▼

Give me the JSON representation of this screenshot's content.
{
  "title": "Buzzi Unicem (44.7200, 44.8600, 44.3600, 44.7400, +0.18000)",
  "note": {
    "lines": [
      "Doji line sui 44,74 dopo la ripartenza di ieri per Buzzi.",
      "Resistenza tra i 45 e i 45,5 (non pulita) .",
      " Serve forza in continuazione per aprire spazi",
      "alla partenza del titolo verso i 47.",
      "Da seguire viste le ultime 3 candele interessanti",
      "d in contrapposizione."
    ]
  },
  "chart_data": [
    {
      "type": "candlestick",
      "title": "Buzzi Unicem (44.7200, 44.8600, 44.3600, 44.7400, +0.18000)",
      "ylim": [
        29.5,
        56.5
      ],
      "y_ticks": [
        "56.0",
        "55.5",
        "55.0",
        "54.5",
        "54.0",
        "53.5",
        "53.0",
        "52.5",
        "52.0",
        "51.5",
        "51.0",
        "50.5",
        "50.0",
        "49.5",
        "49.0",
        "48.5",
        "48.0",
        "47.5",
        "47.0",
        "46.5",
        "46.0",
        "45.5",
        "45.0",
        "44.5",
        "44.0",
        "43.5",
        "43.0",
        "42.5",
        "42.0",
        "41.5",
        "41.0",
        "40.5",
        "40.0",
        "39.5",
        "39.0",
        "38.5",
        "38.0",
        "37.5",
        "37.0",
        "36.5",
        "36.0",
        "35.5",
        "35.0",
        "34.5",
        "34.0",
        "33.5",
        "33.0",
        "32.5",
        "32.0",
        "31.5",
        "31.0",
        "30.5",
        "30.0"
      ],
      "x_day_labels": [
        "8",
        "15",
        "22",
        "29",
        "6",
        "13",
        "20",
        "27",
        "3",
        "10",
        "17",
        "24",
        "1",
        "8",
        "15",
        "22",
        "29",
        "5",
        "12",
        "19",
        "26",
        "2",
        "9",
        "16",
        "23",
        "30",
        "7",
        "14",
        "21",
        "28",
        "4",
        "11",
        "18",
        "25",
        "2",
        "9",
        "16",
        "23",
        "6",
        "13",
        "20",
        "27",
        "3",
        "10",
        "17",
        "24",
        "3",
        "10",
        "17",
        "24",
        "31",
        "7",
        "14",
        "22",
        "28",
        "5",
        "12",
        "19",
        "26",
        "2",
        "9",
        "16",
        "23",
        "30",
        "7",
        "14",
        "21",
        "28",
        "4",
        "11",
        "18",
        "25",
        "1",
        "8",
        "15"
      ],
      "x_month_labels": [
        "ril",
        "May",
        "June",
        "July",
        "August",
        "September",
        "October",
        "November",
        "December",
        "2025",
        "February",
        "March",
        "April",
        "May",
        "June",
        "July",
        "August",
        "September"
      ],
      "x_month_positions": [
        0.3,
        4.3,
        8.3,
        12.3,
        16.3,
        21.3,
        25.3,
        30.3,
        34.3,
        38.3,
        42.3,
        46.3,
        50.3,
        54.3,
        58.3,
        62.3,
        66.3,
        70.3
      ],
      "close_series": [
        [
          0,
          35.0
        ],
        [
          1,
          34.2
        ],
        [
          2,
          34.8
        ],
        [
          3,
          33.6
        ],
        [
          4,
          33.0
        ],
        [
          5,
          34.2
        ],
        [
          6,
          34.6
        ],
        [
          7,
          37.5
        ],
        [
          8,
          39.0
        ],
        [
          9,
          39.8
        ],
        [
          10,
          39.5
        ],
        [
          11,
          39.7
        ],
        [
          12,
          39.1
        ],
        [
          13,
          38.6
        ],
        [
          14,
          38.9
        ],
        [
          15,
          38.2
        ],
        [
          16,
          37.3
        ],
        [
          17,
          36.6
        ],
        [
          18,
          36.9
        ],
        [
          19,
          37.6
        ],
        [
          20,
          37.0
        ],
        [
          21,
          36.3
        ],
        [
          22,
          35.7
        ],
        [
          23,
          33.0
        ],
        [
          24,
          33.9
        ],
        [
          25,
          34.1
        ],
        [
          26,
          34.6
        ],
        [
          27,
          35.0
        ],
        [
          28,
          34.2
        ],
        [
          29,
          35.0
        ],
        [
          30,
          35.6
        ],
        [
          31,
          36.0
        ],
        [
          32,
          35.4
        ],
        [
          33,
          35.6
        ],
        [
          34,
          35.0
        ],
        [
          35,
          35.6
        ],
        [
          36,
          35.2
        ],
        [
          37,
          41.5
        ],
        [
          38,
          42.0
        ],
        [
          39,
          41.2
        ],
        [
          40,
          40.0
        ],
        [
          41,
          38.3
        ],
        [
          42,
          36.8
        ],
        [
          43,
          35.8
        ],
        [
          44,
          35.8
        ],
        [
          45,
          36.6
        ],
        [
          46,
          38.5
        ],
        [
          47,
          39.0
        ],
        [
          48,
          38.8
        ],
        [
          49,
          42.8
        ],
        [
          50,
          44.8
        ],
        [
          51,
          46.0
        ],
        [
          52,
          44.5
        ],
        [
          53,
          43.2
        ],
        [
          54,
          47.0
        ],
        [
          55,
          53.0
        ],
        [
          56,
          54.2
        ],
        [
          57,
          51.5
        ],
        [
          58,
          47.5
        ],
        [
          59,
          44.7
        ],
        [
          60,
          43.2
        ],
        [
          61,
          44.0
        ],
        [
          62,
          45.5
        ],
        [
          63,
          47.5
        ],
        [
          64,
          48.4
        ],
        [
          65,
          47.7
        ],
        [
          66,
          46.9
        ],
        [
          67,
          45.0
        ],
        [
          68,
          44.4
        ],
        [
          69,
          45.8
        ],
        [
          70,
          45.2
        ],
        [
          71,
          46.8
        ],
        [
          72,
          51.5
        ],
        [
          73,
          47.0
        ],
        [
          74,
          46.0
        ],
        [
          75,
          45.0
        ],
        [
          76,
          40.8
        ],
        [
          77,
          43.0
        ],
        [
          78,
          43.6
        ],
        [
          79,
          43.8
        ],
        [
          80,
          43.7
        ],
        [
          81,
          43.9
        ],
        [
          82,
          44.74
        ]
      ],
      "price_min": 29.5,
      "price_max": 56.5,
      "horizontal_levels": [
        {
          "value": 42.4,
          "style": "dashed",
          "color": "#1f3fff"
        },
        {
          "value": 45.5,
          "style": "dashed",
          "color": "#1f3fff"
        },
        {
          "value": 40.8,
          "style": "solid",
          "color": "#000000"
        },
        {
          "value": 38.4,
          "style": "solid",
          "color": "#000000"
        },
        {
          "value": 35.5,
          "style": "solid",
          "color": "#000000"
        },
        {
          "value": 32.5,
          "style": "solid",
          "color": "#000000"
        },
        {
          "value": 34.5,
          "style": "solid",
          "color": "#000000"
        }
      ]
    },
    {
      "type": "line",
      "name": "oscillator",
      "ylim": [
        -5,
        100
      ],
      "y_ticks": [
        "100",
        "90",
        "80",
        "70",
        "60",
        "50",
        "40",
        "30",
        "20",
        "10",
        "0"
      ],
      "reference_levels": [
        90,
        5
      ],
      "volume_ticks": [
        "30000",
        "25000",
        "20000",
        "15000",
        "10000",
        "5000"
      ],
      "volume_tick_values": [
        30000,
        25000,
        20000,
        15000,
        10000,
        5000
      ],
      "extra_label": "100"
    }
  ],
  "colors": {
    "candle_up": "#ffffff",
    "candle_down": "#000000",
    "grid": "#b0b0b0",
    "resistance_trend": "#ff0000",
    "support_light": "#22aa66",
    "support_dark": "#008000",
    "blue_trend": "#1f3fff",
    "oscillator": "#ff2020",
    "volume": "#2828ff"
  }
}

▲

> [Work instructions]: Give the data again, exactly as it stands.

> [Solved exercise]:
Give me the JSON representation of this screenshot's content.
{
  "title": "Buzzi Unicem (44.7200, 44.8600, 44.3600, 44.7400, +0.18000)",
  "note": {
    "lines": [
      "Doji line sui 44,74 dopo la ripartenza di ieri per Buzzi.",
      "Resistenza tra i 45 e i 45,5 (non pulita) .",
      " Serve forza in continuazione per aprire spazi",
      "alla partenza del titolo verso i 47.",
      "Da seguire viste le ultime 3 candele interessanti",
      "d in contrapposizione."
    ]
  },
  "chart_data": [
    {
      "type": "candlestick",
      "title": "Buzzi Unicem (44.7200, 44.8600, 44.3600, 44.7400, +0.18000)",
      "ylim": [
        29.5,
        56.5
      ],
      "y_ticks": [
        "56.0",
        "55.5",
        "55.0",
        "54.5",
        "54.0",
        "53.5",
        "53.0",
        "52.5",
        "52.0",
        "51.5",
        "51.0",
        "50.5",
        "50.0",
        "49.5",
        "49.0",
        "48.5",
        "48.0",
        "47.5",
        "47.0",
        "46.5",
        "46.0",
        "45.5",
        "45.0",
        "44.5",
        "44.0",
        "43.5",
        "43.0",
        "42.5",
        "42.0",
        "41.5",
        "41.0",
        "40.5",
        "40.0",
        "39.5",
        "39.0",
        "38.5",
        "38.0",
        "37.5",
        "37.0",
        "36.5",
        "36.0",
        "35.5",
        "35.0",
        "34.5",
        "34.0",
        "33.5",
        "33.0",
        "32.5",
        "32.0",
        "31.5",
        "31.0",
        "30.5",
        "30.0"
      ],
      "x_day_labels": [
        "8",
        "15",
        "22",
        "29",
        "6",
        "13",
        "20",
        "27",
        "3",
        "10",
        "17",
        "24",
        "1",
        "8",
        "15",
        "22",
        "29",
        "5",
        "12",
        "19",
        "26",
        "2",
        "9",
        "16",
        "23",
        "30",
        "7",
        "14",
        "21",
        "28",
        "4",
        "11",
        "18",
        "25",
        "2",
        "9",
        "16",
        "23",
        "6",
        "13",
        "20",
        "27",
        "3",
        "10",
        "17",
        "24",
        "3",
        "10",
        "17",
        "24",
        "31",
        "7",
        "14",
        "22",
        "28",
        "5",
        "12",
        "19",
        "26",
        "2",
        "9",
        "16",
        "23",
        "30",
        "7",
        "14",
        "21",
        "28",
        "4",
        "11",
        "18",
        "25",
        "1",
        "8",
        "15"
      ],
      "x_month_labels": [
        "ril",
        "May",
        "June",
        "July",
        "August",
        "September",
        "October",
        "November",
        "December",
        "2025",
        "February",
        "March",
        "April",
        "May",
        "June",
        "July",
        "August",
        "September"
      ],
      "x_month_positions": [
        0.3,
        4.3,
        8.3,
        12.3,
        16.3,
        21.3,
        25.3,
        30.3,
        34.3,
        38.3,
        42.3,
        46.3,
        50.3,
        54.3,
        58.3,
        62.3,
        66.3,
        70.3
      ],
      "close_series": [
        [
          0,
          35.0
        ],
        [
          1,
          34.2
        ],
        [
          2,
          34.8
        ],
        [
          3,
          33.6
        ],
        [
          4,
          33.0
        ],
        [
          5,
          34.2
        ],
        [
          6,
          34.6
        ],
        [
          7,
          37.5
        ],
        [
          8,
          39.0
        ],
        [
          9,
          39.8
        ],
        [
          10,
          39.5
        ],
        [
          11,
          39.7
        ],
        [
          12,
          39.1
        ],
        [
          13,
          38.6
        ],
        [
          14,
          38.9
        ],
        [
          15,
          38.2
        ],
        [
          16,
          37.3
        ],
        [
          17,
          36.6
        ],
        [
          18,
          36.9
        ],
        [
          19,
          37.6
        ],
        [
          20,
          37.0
        ],
        [
          21,
          36.3
        ],
        [
          22,
          35.7
        ],
        [
          23,
          33.0
        ],
        [
          24,
          33.9
        ],
        [
          25,
          34.1
        ],
        [
          26,
          34.6
        ],
        [
          27,
          35.0
        ],
        [
          28,
          34.2
        ],
        [
          29,
          35.0
        ],
        [
          30,
          35.6
        ],
        [
          31,
          36.0
        ],
        [
          32,
          35.4
        ],
        [
          33,
          35.6
        ],
        [
          34,
          35.0
        ],
        [
          35,
          35.6
        ],
        [
          36,
          35.2
        ],
        [
          37,
          41.5
        ],
        [
          38,
          42.0
        ],
        [
          39,
          41.2
        ],
        [
          40,
          40.0
        ],
        [
          41,
          38.3
        ],
        [
          42,
          36.8
        ],
        [
          43,
          35.8
        ],
        [
          44,
          35.8
        ],
        [
          45,
          36.6
        ],
        [
          46,
          38.5
        ],
        [
          47,
          39.0
        ],
        [
          48,
          38.8
        ],
        [
          49,
          42.8
        ],
        [
          50,
          44.8
        ],
        [
          51,
          46.0
        ],
        [
          52,
          44.5
        ],
        [
          53,
          43.2
        ],
        [
          54,
          47.0
        ],
        [
          55,
          53.0
        ],
        [
          56,
          54.2
        ],
        [
          57,
          51.5
        ],
        [
          58,
          47.5
        ],
        [
          59,
          44.7
        ],
        [
          60,
          43.2
        ],
        [
          61,
          44.0
        ],
        [
          62,
          45.5
        ],
        [
          63,
          47.5
        ],
        [
          64,
          48.4
        ],
        [
          65,
          47.7
        ],
        [
          66,
          46.9
        ],
        [
          67,
          45.0
        ],
        [
          68,
          44.4
        ],
        [
          69,
          45.8
        ],
        [
          70,
          45.2
        ],
        [
          71,
          46.8
        ],
        [
          72,
          51.5
        ],
        [
          73,
          47.0
        ],
        [
          74,
          46.0
        ],
        [
          75,
          45.0
        ],
        [
          76,
          40.8
        ],
        [
          77,
          43.0
        ],
        [
          78,
          43.6
        ],
        [
          79,
          43.8
        ],
        [
          80,
          43.7
        ],
        [
          81,
          43.9
        ],
        [
          82,
          44.74
        ]
      ],
      "price_min": 29.5,
      "price_max": 56.5,
      "horizontal_levels": [
        {
          "value": 42.4,
          "style": "dashed",
          "color": "#1f3fff"
        },
        {
          "value": 45.5,
          "style": "dashed",
          "color": "#1f3fff"
        },
        {
          "value": 40.8,
          "style": "solid",
          "color": "#000000"
        },
        {
          "value": 38.4,
          "style": "solid",
          "color": "#000000"
        },
        {
          "value": 35.5,
          "style": "solid",
          "color": "#000000"
        },
        {
          "value": 32.5,
          "style": "solid",
          "color": "#000000"
        },
        {
          "value": 34.5,
          "style": "solid",
          "color": "#000000"
        }
      ]
    },
    {
      "type": "line",
      "name": "oscillator",
      "ylim": [
        -5,
        100
      ],
      "y_ticks": [
        "100",
        "90",
        "80",
        "70",
        "60",
        "50",
        "40",
        "30",
        "20",
        "10",
        "0"
      ],
      "reference_levels": [
        90,
        5
      ],
      "volume_ticks": [
        "30000",
        "25000",
        "20000",
        "15000",
        "10000",
        "5000"
      ],
      "volume_tick_values": [
        30000,
        25000,
        20000,
        15000,
        10000,
        5000
      ],
      "extra_label": "100"
    }
  ],
  "colors": {
    "candle_up": "#ffffff",
    "candle_down": "#000000",
    "grid": "#b0b0b0",
    "resistance_trend": "#ff0000",
    "support_light": "#22aa66",
    "support_dark": "#008000",
    "blue_trend": "#1f3fff",
    "oscillator": "#ff2020",
    "volume": "#2828ff"
  }
}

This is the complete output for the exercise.